### Work to complete
From the entries below, copy out every line with "specific" in it.

### Provided information
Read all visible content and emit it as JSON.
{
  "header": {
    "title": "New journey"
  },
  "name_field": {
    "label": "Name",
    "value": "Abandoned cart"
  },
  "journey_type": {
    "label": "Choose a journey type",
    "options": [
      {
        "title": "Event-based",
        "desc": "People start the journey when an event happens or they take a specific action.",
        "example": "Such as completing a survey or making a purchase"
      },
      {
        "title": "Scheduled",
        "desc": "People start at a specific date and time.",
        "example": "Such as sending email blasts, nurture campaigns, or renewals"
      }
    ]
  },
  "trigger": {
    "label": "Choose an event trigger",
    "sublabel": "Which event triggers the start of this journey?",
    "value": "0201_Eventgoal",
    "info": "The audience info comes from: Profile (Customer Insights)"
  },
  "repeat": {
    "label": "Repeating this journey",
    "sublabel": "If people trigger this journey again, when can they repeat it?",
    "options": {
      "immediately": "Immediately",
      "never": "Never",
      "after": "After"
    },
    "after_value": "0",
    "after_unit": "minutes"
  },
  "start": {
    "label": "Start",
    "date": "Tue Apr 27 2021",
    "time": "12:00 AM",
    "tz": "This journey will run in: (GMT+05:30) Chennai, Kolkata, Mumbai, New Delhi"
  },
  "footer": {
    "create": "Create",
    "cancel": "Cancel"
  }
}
--
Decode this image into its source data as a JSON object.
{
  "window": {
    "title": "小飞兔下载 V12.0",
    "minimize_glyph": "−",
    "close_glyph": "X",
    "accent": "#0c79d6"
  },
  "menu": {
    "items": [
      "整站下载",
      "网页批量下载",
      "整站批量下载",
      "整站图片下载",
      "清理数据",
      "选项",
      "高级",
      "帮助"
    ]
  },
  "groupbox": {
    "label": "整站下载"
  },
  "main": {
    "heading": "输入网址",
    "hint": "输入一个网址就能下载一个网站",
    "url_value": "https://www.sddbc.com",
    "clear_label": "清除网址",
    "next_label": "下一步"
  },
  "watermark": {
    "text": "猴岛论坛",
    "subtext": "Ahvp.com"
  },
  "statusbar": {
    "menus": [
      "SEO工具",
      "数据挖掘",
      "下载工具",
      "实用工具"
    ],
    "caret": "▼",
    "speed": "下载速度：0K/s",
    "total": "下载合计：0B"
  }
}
...
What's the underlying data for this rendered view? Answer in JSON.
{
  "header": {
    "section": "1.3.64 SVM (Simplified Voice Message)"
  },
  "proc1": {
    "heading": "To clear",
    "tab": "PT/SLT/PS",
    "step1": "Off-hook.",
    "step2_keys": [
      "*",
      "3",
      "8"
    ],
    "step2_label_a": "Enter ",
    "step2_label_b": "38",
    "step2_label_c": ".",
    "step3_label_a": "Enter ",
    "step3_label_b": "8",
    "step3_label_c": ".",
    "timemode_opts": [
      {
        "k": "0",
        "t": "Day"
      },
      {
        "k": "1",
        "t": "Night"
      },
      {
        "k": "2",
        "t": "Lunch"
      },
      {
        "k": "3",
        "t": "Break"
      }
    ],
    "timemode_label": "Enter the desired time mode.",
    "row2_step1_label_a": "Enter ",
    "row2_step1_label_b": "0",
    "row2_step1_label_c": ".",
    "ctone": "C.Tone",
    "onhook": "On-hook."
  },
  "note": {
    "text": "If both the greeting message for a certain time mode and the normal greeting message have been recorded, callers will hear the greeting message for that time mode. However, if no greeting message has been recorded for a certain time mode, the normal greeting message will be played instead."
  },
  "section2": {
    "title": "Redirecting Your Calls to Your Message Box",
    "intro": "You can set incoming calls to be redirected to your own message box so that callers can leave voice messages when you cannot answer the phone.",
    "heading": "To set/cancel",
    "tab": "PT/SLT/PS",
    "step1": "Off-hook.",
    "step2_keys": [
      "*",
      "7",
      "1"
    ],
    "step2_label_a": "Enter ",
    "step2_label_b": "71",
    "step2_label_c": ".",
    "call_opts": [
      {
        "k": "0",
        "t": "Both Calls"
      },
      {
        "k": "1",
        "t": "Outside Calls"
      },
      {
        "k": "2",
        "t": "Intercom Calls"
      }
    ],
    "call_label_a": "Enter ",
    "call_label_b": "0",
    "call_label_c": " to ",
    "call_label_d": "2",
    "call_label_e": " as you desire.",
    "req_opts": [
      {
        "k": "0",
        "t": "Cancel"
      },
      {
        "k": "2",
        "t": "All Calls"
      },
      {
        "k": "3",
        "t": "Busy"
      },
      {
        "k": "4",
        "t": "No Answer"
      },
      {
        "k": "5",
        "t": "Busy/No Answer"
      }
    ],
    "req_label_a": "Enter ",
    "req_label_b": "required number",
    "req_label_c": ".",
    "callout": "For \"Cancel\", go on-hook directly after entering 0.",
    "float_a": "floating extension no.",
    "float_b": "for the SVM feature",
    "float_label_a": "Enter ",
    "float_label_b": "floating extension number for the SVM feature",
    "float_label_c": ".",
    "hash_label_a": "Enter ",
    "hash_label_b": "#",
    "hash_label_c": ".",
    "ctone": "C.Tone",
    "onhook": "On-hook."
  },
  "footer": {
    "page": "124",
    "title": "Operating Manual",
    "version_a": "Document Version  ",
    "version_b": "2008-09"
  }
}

### Finished exercise
        "desc": "People start the journey when an event happens or they take a specific action.",
        "desc": "People start at a specific date and time.",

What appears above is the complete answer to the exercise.